**Record extracts:**

########

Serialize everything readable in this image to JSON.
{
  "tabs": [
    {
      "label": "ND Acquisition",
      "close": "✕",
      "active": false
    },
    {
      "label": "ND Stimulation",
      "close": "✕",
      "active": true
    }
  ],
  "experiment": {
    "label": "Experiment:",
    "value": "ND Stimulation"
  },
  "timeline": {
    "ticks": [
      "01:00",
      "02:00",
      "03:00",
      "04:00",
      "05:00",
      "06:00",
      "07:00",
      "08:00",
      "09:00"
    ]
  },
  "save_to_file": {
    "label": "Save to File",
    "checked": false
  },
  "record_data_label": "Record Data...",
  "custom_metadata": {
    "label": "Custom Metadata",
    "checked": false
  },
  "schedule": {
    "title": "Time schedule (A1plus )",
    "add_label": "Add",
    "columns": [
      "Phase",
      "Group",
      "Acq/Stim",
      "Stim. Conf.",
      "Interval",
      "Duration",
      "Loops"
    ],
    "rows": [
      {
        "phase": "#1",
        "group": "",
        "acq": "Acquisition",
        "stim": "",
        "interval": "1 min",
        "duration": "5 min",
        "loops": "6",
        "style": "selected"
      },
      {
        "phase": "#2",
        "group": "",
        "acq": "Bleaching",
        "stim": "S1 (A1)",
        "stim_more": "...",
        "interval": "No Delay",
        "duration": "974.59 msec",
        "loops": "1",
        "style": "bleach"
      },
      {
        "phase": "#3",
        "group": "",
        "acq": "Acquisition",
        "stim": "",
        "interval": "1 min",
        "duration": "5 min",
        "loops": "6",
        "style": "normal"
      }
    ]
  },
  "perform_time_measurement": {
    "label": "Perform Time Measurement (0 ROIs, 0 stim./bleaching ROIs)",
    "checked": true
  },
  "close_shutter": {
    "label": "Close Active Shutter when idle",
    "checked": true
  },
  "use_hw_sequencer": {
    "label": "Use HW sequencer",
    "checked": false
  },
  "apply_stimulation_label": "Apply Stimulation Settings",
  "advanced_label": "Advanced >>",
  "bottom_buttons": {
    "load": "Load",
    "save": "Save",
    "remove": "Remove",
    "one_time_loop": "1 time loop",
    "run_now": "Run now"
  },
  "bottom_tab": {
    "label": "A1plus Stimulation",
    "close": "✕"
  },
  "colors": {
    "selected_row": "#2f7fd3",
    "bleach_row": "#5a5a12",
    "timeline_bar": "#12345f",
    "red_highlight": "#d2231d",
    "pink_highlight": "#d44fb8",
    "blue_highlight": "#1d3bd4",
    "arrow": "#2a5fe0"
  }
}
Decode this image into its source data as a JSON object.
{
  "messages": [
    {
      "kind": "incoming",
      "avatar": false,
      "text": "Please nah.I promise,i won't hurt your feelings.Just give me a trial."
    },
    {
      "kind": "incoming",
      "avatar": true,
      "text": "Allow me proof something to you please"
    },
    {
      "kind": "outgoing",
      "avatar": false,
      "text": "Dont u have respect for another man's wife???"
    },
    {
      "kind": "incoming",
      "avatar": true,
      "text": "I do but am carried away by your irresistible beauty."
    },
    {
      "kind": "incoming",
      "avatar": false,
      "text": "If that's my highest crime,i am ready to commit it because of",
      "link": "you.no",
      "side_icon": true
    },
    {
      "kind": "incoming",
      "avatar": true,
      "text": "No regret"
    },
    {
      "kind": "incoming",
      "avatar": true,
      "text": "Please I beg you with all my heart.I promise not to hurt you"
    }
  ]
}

########

**Objective:** Copy out every line of the data that includes the word "promise".

**Solved exercise:**
      "text": "Please nah.I promise,i won't hurt your feelings.Just give me a trial."
      "text": "Please I beg you with all my heart.I promise not to hurt you"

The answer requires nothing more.